■ **Task prompt**
Transcribe every entry word for word, but skip the images.

■ **Raw records**
- - -

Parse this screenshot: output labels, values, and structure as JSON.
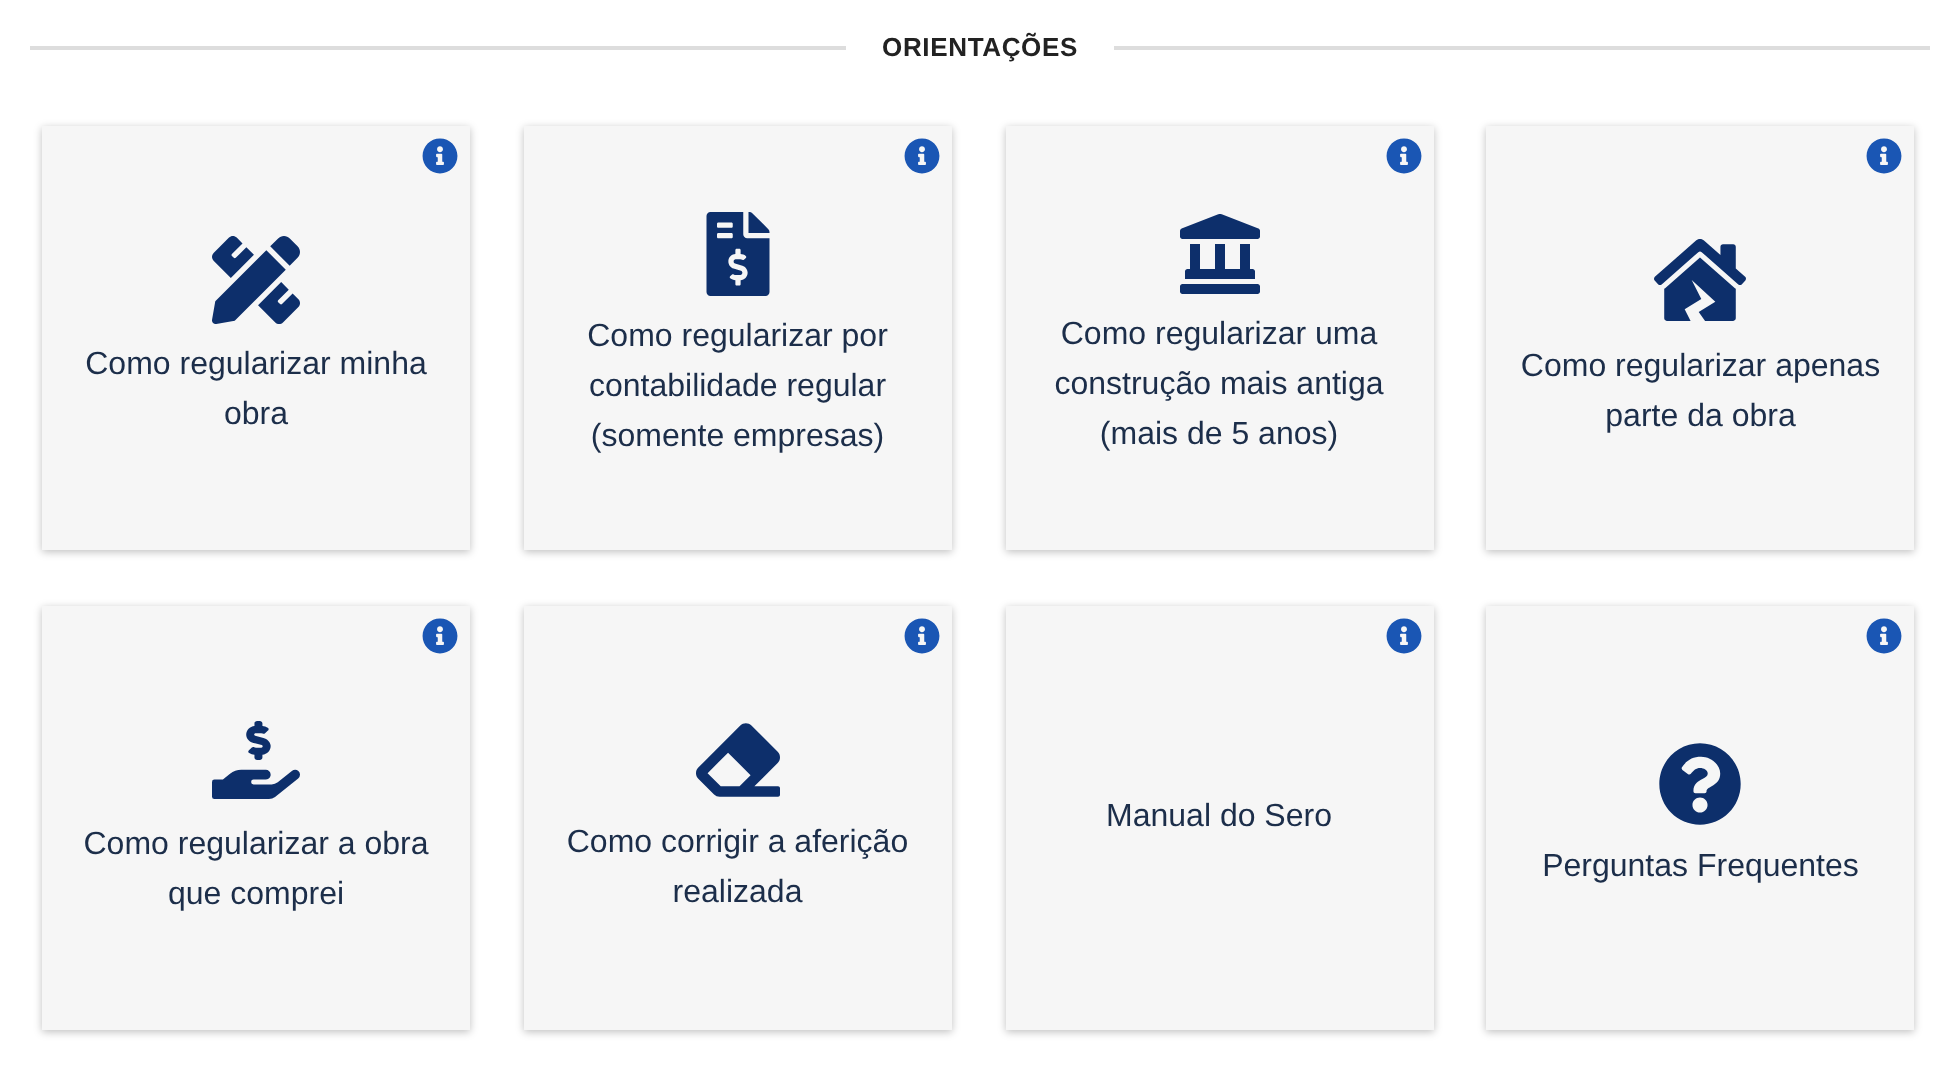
{
  "heading": "ORIENTAÇÕES",
  "cards": [
    {
      "kind": "tools",
      "label": "Como regularizar minha obra"
    },
    {
      "kind": "invoice",
      "label": "Como regularizar por contabilidade regular (somente empresas)"
    },
    {
      "kind": "building",
      "label": "Como regularizar uma construção mais antiga (mais de 5 anos)"
    },
    {
      "kind": "house",
      "label": "Como regularizar apenas parte da obra"
    },
    {
      "kind": "hand",
      "label": "Como regularizar a obra que comprei"
    },
    {
      "kind": "eraser",
      "label": "Como corrigir a aferição realizada"
    },
    {
      "kind": "none",
      "label": "Manual do Sero"
    },
    {
      "kind": "question",
      "label": "Perguntas Frequentes"
    }
  ]
}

- - -

■ **Solution**
Parse this screenshot: output labels, values, and structure as JSON.
{
  "heading": "ORIENTAÇÕES",
  "cards": [
    {
      "kind": "tools",
      "label": "Como regularizar minha obra"
    },
    {
      "kind": "invoice",
      "label": "Como regularizar por contabilidade regular (somente empresas)"
    },
    {
      "kind": "building",
      "label": "Como regularizar uma construção mais antiga (mais de 5 anos)"
    },
    {
      "kind": "house",
      "label": "Como regularizar apenas parte da obra"
    },
    {
      "kind": "hand",
      "label": "Como regularizar a obra que comprei"
    },
    {
      "kind": "eraser",
      "label": "Como corrigir a aferição realizada"
    },
    {
      "kind": "none",
      "label": "Manual do Sero"
    },
    {
      "kind": "question",
      "label": "Perguntas Frequentes"
    }
  ]
}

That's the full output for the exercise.